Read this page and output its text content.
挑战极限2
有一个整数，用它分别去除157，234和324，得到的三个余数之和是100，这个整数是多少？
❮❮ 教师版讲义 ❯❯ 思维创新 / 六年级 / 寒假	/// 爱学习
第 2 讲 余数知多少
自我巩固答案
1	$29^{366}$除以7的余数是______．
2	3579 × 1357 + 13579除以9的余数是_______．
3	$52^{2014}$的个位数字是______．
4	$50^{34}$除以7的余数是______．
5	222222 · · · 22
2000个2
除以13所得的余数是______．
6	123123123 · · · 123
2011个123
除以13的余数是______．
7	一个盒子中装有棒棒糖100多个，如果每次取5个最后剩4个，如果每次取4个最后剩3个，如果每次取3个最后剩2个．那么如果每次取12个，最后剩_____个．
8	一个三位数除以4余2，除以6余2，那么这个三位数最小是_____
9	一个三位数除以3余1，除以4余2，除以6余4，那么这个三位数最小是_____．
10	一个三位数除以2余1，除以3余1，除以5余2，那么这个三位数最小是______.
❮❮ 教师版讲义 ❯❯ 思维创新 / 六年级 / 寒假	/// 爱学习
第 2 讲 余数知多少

→ **Exercise instructions**:
Extract all the material, leaving every line as it is.

→ **Answer to the problem**:
Read this page and output its text content.
挑战极限2
有一个整数，用它分别去除157，234和324，得到的三个余数之和是100，这个整数是多少？
❮❮ 教师版讲义 ❯❯ 思维创新 / 六年级 / 寒假	/// 爱学习
第 2 讲 余数知多少
自我巩固答案
1	$29^{366}$除以7的余数是______．
2	3579 × 1357 + 13579除以9的余数是_______．
3	$52^{2014}$的个位数字是______．
4	$50^{34}$除以7的余数是______．
5	222222 · · · 22
2000个2
除以13所得的余数是______．
6	123123123 · · · 123
2011个123
除以13的余数是______．
7	一个盒子中装有棒棒糖100多个，如果每次取5个最后剩4个，如果每次取4个最后剩3个，如果每次取3个最后剩2个．那么如果每次取12个，最后剩_____个．
8	一个三位数除以4余2，除以6余2，那么这个三位数最小是_____
9	一个三位数除以3余1，除以4余2，除以6余4，那么这个三位数最小是_____．
10	一个三位数除以2余1，除以3余1，除以5余2，那么这个三位数最小是______.
❮❮ 教师版讲义 ❯❯ 思维创新 / 六年级 / 寒假	/// 爱学习
第 2 讲 余数知多少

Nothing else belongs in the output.